> [Short problem]: From the listing that follows, output everything exactly except the pictures.

> [Available data]:
----------
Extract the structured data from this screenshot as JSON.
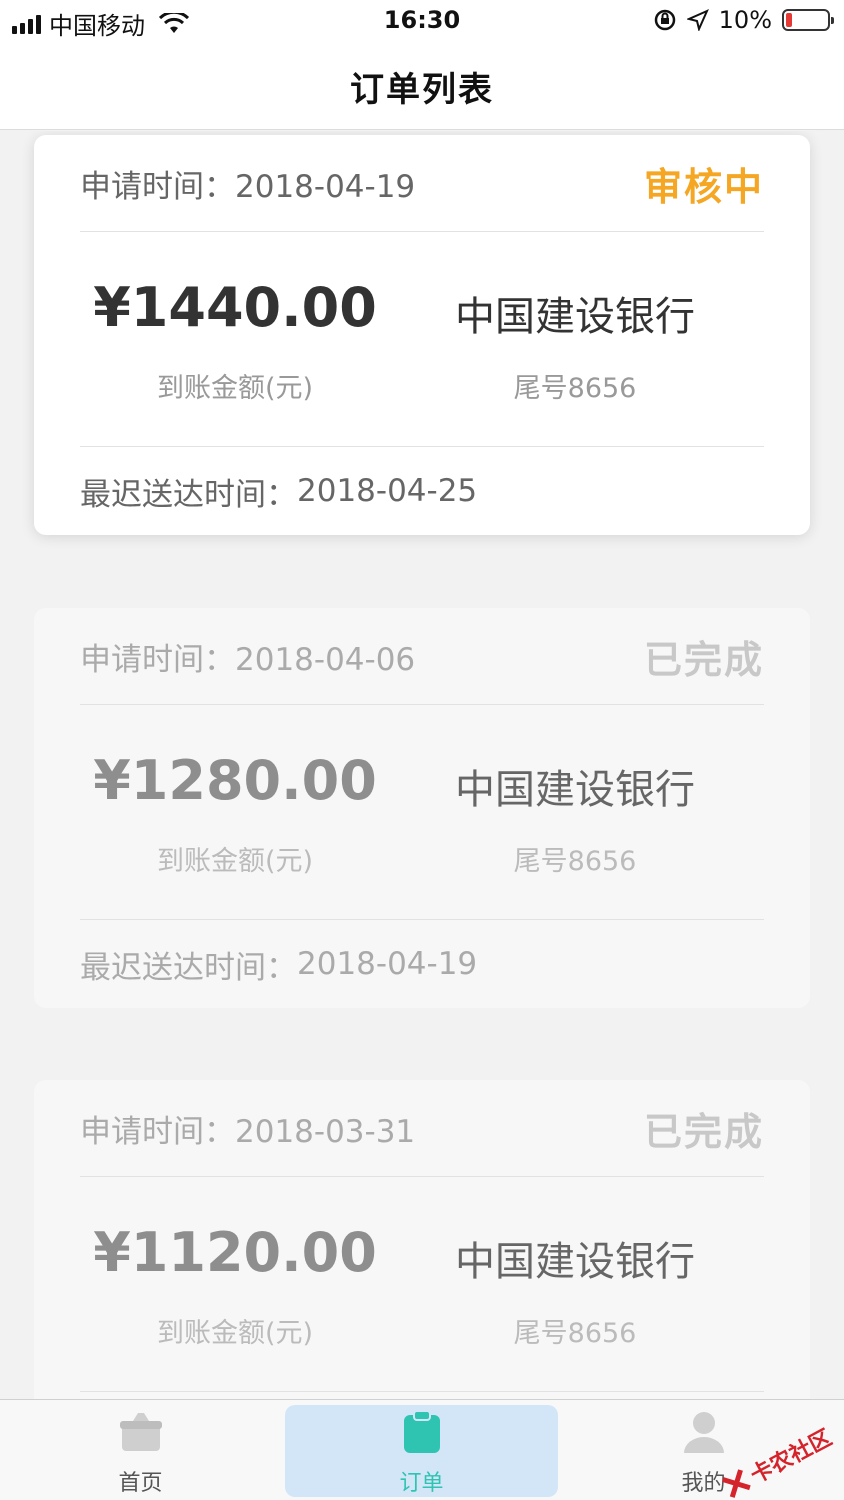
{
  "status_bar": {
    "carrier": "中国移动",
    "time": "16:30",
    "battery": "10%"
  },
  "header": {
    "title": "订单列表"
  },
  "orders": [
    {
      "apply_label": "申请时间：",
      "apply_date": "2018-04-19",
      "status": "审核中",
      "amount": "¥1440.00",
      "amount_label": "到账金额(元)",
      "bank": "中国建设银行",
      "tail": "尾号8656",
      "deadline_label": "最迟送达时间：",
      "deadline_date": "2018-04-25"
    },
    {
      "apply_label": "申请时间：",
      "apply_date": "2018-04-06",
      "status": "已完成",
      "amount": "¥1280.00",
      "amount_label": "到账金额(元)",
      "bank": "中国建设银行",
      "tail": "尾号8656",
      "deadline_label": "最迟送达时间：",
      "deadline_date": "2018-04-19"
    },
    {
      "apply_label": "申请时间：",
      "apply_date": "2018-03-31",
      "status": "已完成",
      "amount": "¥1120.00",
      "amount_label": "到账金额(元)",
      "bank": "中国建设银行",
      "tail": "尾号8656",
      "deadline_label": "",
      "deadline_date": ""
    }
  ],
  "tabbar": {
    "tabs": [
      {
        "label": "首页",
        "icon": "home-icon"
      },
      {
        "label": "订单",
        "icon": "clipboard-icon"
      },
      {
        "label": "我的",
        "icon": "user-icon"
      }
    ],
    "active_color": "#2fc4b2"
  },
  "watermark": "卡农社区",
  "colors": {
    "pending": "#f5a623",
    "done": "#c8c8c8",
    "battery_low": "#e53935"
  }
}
----------
> [Answer]:
Extract the structured data from this screenshot as JSON.
{
  "status_bar": {
    "carrier": "中国移动",
    "time": "16:30",
    "battery": "10%"
  },
  "header": {
    "title": "订单列表"
  },
  "orders": [
    {
      "apply_label": "申请时间：",
      "apply_date": "2018-04-19",
      "status": "审核中",
      "amount": "¥1440.00",
      "amount_label": "到账金额(元)",
      "bank": "中国建设银行",
      "tail": "尾号8656",
      "deadline_label": "最迟送达时间：",
      "deadline_date": "2018-04-25"
    },
    {
      "apply_label": "申请时间：",
      "apply_date": "2018-04-06",
      "status": "已完成",
      "amount": "¥1280.00",
      "amount_label": "到账金额(元)",
      "bank": "中国建设银行",
      "tail": "尾号8656",
      "deadline_label": "最迟送达时间：",
      "deadline_date": "2018-04-19"
    },
    {
      "apply_label": "申请时间：",
      "apply_date": "2018-03-31",
      "status": "已完成",
      "amount": "¥1120.00",
      "amount_label": "到账金额(元)",
      "bank": "中国建设银行",
      "tail": "尾号8656",
      "deadline_label": "",
      "deadline_date": ""
    }
  ],
  "tabbar": {
    "tabs": [
      {
        "label": "首页",
        "icon": "home-icon"
      },
      {
        "label": "订单",
        "icon": "clipboard-icon"
      },
      {
        "label": "我的",
        "icon": "user-icon"
      }
    ],
    "active_color": "#2fc4b2"
  },
  "watermark": "卡农社区",
  "colors": {
    "pending": "#f5a623",
    "done": "#c8c8c8",
    "battery_low": "#e53935"
  }
}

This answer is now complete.